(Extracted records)
○ ○ ○ ○ ○

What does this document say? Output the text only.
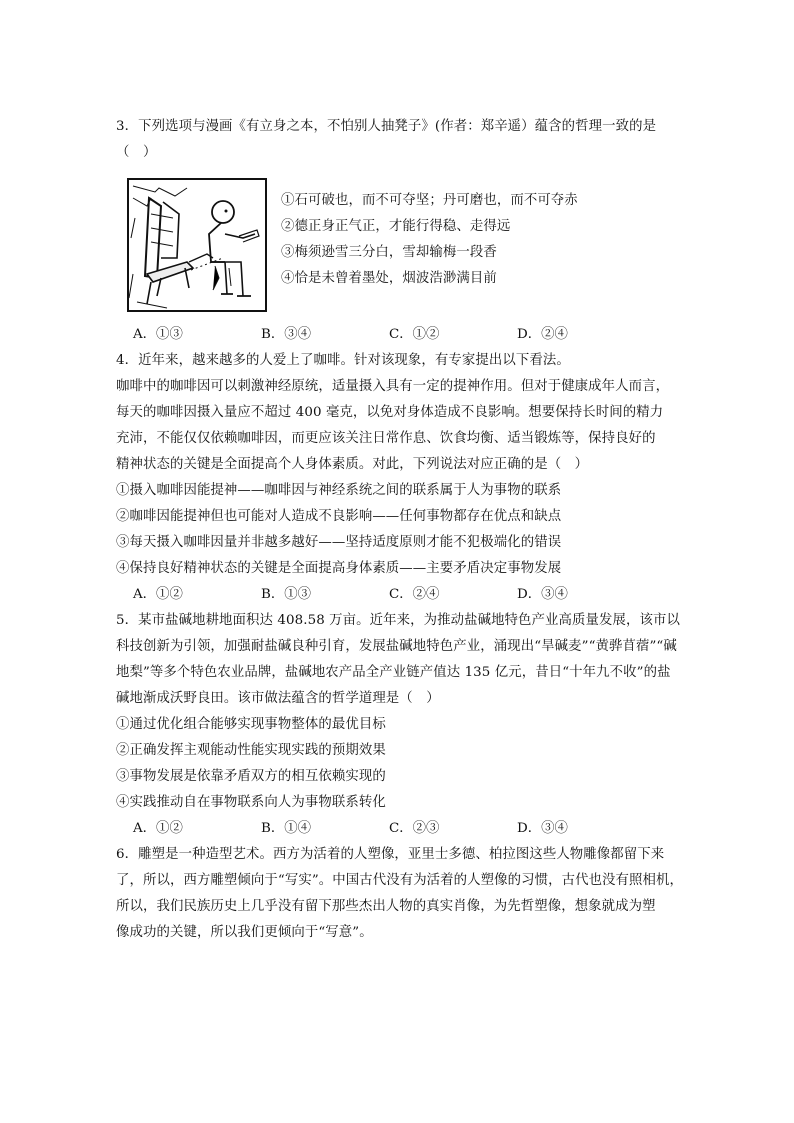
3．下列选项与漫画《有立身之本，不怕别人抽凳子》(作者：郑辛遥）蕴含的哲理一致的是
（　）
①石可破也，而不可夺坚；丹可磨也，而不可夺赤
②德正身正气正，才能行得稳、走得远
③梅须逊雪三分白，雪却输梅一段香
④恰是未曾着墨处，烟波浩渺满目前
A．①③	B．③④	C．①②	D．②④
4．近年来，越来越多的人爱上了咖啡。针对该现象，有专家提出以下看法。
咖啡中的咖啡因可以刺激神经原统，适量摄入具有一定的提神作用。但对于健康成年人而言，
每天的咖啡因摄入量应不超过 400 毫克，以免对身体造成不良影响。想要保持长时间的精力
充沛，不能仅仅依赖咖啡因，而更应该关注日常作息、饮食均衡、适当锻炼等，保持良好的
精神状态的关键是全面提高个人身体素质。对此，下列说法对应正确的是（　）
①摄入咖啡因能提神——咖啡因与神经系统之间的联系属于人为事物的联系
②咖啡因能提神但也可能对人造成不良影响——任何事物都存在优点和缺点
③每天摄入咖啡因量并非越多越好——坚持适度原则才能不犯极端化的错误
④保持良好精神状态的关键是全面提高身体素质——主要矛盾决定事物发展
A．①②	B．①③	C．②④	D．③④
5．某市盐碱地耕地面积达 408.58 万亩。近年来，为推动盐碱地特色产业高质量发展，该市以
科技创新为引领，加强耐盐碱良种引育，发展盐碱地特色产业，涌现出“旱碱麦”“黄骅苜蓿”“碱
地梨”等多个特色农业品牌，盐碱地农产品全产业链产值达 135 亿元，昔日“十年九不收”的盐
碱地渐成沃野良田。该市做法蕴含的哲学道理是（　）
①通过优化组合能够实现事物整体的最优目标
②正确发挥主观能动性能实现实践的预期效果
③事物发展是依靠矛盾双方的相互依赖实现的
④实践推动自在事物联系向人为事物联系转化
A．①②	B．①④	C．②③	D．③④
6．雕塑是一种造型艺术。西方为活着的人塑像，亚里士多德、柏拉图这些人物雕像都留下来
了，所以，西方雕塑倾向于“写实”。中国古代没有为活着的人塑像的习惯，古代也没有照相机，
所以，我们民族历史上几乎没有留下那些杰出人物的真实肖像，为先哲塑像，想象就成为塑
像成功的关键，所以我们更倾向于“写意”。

○ ○ ○ ○ ○

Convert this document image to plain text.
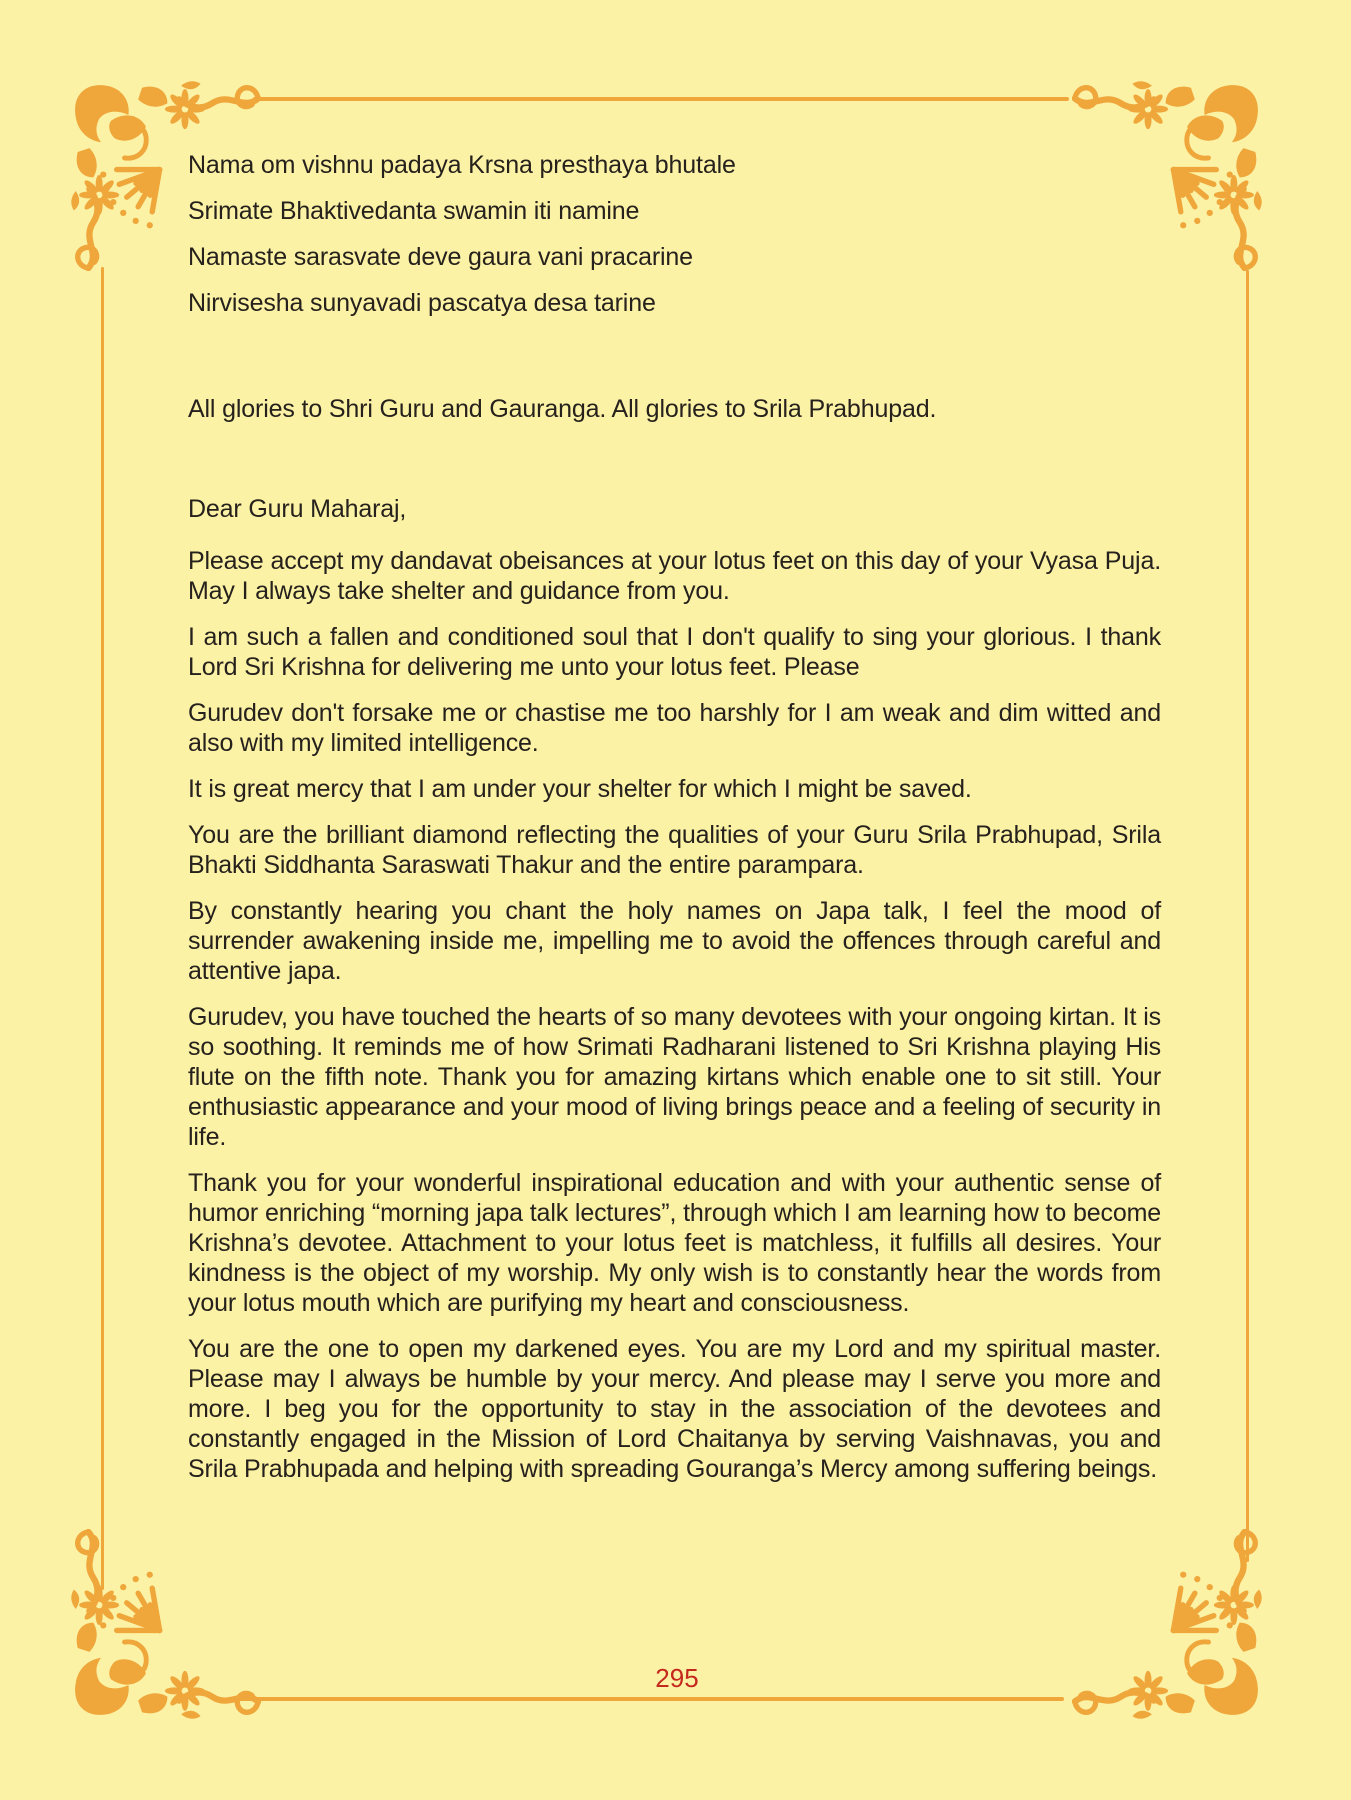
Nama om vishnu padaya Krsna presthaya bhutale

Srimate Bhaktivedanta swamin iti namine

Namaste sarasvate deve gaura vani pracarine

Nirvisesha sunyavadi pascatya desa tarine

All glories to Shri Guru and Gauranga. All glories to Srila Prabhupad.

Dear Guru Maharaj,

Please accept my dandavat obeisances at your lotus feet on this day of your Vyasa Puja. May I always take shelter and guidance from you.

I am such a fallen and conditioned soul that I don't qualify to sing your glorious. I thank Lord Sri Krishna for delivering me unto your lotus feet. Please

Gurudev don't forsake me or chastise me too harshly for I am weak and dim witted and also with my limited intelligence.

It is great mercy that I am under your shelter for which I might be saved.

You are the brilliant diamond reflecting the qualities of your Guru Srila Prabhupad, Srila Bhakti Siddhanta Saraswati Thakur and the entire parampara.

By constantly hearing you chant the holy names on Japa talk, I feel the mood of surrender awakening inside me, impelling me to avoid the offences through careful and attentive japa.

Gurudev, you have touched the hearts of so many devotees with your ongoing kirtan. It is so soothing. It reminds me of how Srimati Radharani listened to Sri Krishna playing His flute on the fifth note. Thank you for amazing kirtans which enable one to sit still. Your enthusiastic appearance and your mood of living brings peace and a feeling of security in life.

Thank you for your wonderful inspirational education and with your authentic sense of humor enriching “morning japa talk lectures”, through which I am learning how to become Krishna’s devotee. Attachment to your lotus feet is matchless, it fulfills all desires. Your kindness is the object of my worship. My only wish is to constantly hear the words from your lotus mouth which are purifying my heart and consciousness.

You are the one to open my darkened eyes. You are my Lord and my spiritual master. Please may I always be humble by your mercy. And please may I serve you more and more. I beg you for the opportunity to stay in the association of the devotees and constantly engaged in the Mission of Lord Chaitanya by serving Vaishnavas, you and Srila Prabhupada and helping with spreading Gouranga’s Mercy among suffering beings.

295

○ ○ ○ ○ ○

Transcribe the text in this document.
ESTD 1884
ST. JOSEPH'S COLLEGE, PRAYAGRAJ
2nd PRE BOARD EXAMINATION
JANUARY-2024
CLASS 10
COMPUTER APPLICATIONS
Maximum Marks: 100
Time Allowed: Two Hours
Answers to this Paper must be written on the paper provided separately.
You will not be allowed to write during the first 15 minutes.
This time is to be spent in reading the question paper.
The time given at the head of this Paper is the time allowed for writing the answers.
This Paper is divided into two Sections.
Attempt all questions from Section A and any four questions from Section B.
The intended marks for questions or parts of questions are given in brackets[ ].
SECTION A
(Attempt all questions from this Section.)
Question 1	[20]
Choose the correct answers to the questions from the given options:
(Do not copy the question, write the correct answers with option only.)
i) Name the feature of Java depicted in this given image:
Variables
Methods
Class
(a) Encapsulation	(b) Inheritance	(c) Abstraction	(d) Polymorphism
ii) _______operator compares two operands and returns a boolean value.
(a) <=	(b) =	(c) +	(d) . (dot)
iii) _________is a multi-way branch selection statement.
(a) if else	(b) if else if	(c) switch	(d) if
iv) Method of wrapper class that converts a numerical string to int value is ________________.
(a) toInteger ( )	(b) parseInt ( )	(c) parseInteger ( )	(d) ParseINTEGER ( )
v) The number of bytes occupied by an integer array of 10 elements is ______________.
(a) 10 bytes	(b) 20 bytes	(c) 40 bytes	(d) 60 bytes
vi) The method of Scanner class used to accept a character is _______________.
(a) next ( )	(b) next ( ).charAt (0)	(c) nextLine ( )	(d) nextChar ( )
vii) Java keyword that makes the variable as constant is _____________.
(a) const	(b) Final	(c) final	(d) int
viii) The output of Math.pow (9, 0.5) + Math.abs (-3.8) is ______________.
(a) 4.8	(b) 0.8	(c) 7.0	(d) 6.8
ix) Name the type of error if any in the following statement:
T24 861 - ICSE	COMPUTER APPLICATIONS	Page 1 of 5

○ ○ ○ ○ ○

● **Goal**: Look over the listing. Pull out every line with the string "Java" in it.

● **The solution**:
i) Name the feature of Java depicted in this given image:
vii) Java keyword that makes the variable as constant is _____________.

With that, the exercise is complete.